Leave the pictures out, and retype all of the material exactly as written.

EXERCISE INPUTS |
-------

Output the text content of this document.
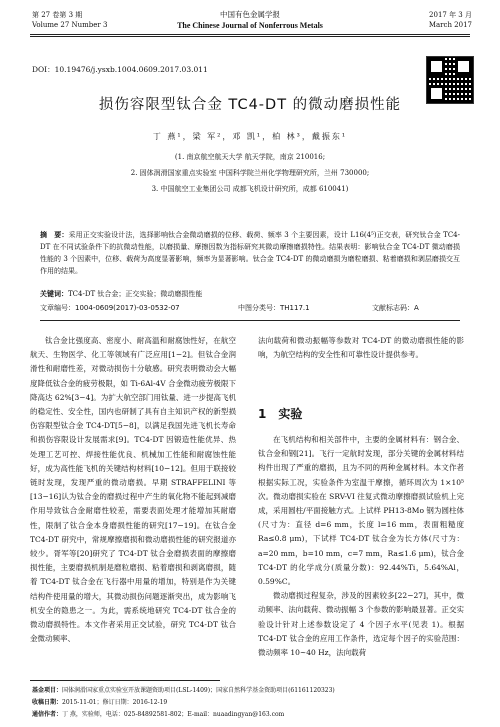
第 27 卷第 3 期
Volume 27 Number 3
中国有色金属学报
The Chinese Journal of Nonferrous Metals
2017 年 3 月
March 2017
DOI：10.19476/j.ysxb.1004.0609.2017.03.011
损伤容限型钛合金 TC4-DT 的微动磨损性能
丁 燕¹，梁 军²，邓 凯¹，柏 林³，戴振东¹
(1. 南京航空航天大学 航天学院，南京 210016;
2. 固体润滑国家重点实验室 中国科学院兰州化学物理研究所，兰州 730000;
3. 中国航空工业集团公司 成都飞机设计研究所，成都 610041)
摘　要：采用正交实验设计法，选择影响钛合金微动磨损的位移、载荷、频率 3 个主要因素，设计 L16(4⁵)正交表，研究钛合金 TC4-DT 在不同试验条件下的抗微动性能，以磨损量、摩擦因数为指标研究其微动摩擦磨损特性。结果表明：影响钛合金 TC4-DT 微动磨损性能的 3 个因素中，位移、载荷为高度显著影响，频率为显著影响。钛合金 TC4-DT 的微动磨损为磨粒磨损、粘着磨损和剥层磨损交互作用的结果。
关键词：TC4-DT 钛合金；正交实验；微动磨损性能
文章编号：1004-0609(2017)-03-0532-07	中图分类号：TH117.1	文献标志码：A

钛合金比强度高、密度小、耐高温和耐腐蚀性好，在航空航天、生物医学、化工等领域有广泛应用[1−2]。但钛合金润滑性和耐磨性差，对微动损伤十分敏感。研究表明微动会大幅度降低钛合金的疲劳极限，如 Ti-6Al-4V 合金微动疲劳极限下降高达 62%[3−4]。为扩大航空部门用钛量、进一步提高飞机的稳定性、安全性，国内也研制了具有自主知识产权的新型损伤容限型钛合金 TC4-DT[5−8]，以满足我国先进飞机长寿命和损伤容限设计发展需求[9]。TC4-DT 因锻造性能优异、热处理工艺可控、焊接性能优良、机械加工性能和耐腐蚀性能好，成为高性能飞机的关键结构材料[10−12]。但用于联接较链时发现，发现严重的微动磨损。早期 STRAFFELINI 等[13−16]认为钛合金的磨损过程中产生的氧化物不能起到减磨作用导致钛合金耐磨性较差，需要表面处理才能增加其耐磨性，限制了钛合金本身磨损性能的研究[17−19]。在钛合金 TC4-DT 研究中，常规摩擦磨损和微动磨损性能的研究报道亦较少。胥军等[20]研究了 TC4-DT 钛合金磨损表面的摩擦磨损性能，主要磨损机制是磨粒磨损、粘着磨损和剥离磨损，随着 TC4-DT 钛合金在飞行器中用量的增加，特别是作为关键结构件使用量的增大，其微动损伤问题逐渐突出，成为影响飞机安全的隐患之一。为此，需系统地研究 TC4-DT 钛合金的微动磨损特性。本文作者采用正交试验，研究 TC4-DT 钛合金微动频率、

法向载荷和微动振幅等参数对 TC4-DT 的微动磨损性能的影响，为航空结构的安全性和可靠性设计提供参考。

1　实验

在飞机结构和相关部件中，主要的金属材料有：钢合金、钛合金和钢[21]。飞行一定航时发现，部分关键的金属材料结构件出现了严重的磨损，且为不同的两种金属材料。本文作者根据实际工况，实验条件为室温干摩擦，循环周次为 1×10⁵ 次。微动磨损实验在 SRV-VI 往复式微动摩擦磨损试验机上完成，采用圆柱/平面接触方式。上试样 PH13-8Mo 钢为圆柱体(尺寸为：直径 d=6 mm，长度 l=16 mm，表面粗糙度 Ra≤0.8 μm)，下试样 TC4-DT 钛合金为长方体(尺寸为：a=20 mm，b=10 mm，c=7 mm，Ra≤1.6 μm)，钛合金 TC4-DT 的化学成分(质量分数)：92.44%Ti，5.64%Al，0.59%C。

微动磨损过程复杂，涉及的因素较多[22−27]，其中，微动频率、法向载荷、微动振幅 3 个参数的影响最显著。正交实验设计针对上述参数设定了 4 个因子水平(见表 1)。根据 TC4-DT 钛合金的应用工作条件，选定每个因子的实验范围：微动频率 10~40 Hz，法向载荷

基金项目：国体润滑国家重点实验室开放课题资助项目(LSL-1409)；国家自然科学基金资助项目(61161120323)
收稿日期：2015-11-01；修订日期：2016-12-19
通信作者：丁 燕，实验师，电话：025-84892581-802；E-mail：nuaadingyan@163.com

-------

SOLUTION FOR THIS PROBLEM |
Output the text content of this document.
第 27 卷第 3 期
Volume 27 Number 3
中国有色金属学报
The Chinese Journal of Nonferrous Metals
2017 年 3 月
March 2017
DOI：10.19476/j.ysxb.1004.0609.2017.03.011
损伤容限型钛合金 TC4-DT 的微动磨损性能
丁 燕¹，梁 军²，邓 凯¹，柏 林³，戴振东¹
(1. 南京航空航天大学 航天学院，南京 210016;
2. 固体润滑国家重点实验室 中国科学院兰州化学物理研究所，兰州 730000;
3. 中国航空工业集团公司 成都飞机设计研究所，成都 610041)
摘　要：采用正交实验设计法，选择影响钛合金微动磨损的位移、载荷、频率 3 个主要因素，设计 L16(4⁵)正交表，研究钛合金 TC4-DT 在不同试验条件下的抗微动性能，以磨损量、摩擦因数为指标研究其微动摩擦磨损特性。结果表明：影响钛合金 TC4-DT 微动磨损性能的 3 个因素中，位移、载荷为高度显著影响，频率为显著影响。钛合金 TC4-DT 的微动磨损为磨粒磨损、粘着磨损和剥层磨损交互作用的结果。
关键词：TC4-DT 钛合金；正交实验；微动磨损性能
文章编号：1004-0609(2017)-03-0532-07	中图分类号：TH117.1	文献标志码：A

钛合金比强度高、密度小、耐高温和耐腐蚀性好，在航空航天、生物医学、化工等领域有广泛应用[1−2]。但钛合金润滑性和耐磨性差，对微动损伤十分敏感。研究表明微动会大幅度降低钛合金的疲劳极限，如 Ti-6Al-4V 合金微动疲劳极限下降高达 62%[3−4]。为扩大航空部门用钛量、进一步提高飞机的稳定性、安全性，国内也研制了具有自主知识产权的新型损伤容限型钛合金 TC4-DT[5−8]，以满足我国先进飞机长寿命和损伤容限设计发展需求[9]。TC4-DT 因锻造性能优异、热处理工艺可控、焊接性能优良、机械加工性能和耐腐蚀性能好，成为高性能飞机的关键结构材料[10−12]。但用于联接较链时发现，发现严重的微动磨损。早期 STRAFFELINI 等[13−16]认为钛合金的磨损过程中产生的氧化物不能起到减磨作用导致钛合金耐磨性较差，需要表面处理才能增加其耐磨性，限制了钛合金本身磨损性能的研究[17−19]。在钛合金 TC4-DT 研究中，常规摩擦磨损和微动磨损性能的研究报道亦较少。胥军等[20]研究了 TC4-DT 钛合金磨损表面的摩擦磨损性能，主要磨损机制是磨粒磨损、粘着磨损和剥离磨损，随着 TC4-DT 钛合金在飞行器中用量的增加，特别是作为关键结构件使用量的增大，其微动损伤问题逐渐突出，成为影响飞机安全的隐患之一。为此，需系统地研究 TC4-DT 钛合金的微动磨损特性。本文作者采用正交试验，研究 TC4-DT 钛合金微动频率、

法向载荷和微动振幅等参数对 TC4-DT 的微动磨损性能的影响，为航空结构的安全性和可靠性设计提供参考。

1　实验

在飞机结构和相关部件中，主要的金属材料有：钢合金、钛合金和钢[21]。飞行一定航时发现，部分关键的金属材料结构件出现了严重的磨损，且为不同的两种金属材料。本文作者根据实际工况，实验条件为室温干摩擦，循环周次为 1×10⁵ 次。微动磨损实验在 SRV-VI 往复式微动摩擦磨损试验机上完成，采用圆柱/平面接触方式。上试样 PH13-8Mo 钢为圆柱体(尺寸为：直径 d=6 mm，长度 l=16 mm，表面粗糙度 Ra≤0.8 μm)，下试样 TC4-DT 钛合金为长方体(尺寸为：a=20 mm，b=10 mm，c=7 mm，Ra≤1.6 μm)，钛合金 TC4-DT 的化学成分(质量分数)：92.44%Ti，5.64%Al，0.59%C。

微动磨损过程复杂，涉及的因素较多[22−27]，其中，微动频率、法向载荷、微动振幅 3 个参数的影响最显著。正交实验设计针对上述参数设定了 4 个因子水平(见表 1)。根据 TC4-DT 钛合金的应用工作条件，选定每个因子的实验范围：微动频率 10~40 Hz，法向载荷

基金项目：国体润滑国家重点实验室开放课题资助项目(LSL-1409)；国家自然科学基金资助项目(61161120323)
收稿日期：2015-11-01；修订日期：2016-12-19
通信作者：丁 燕，实验师，电话：025-84892581-802；E-mail：nuaadingyan@163.com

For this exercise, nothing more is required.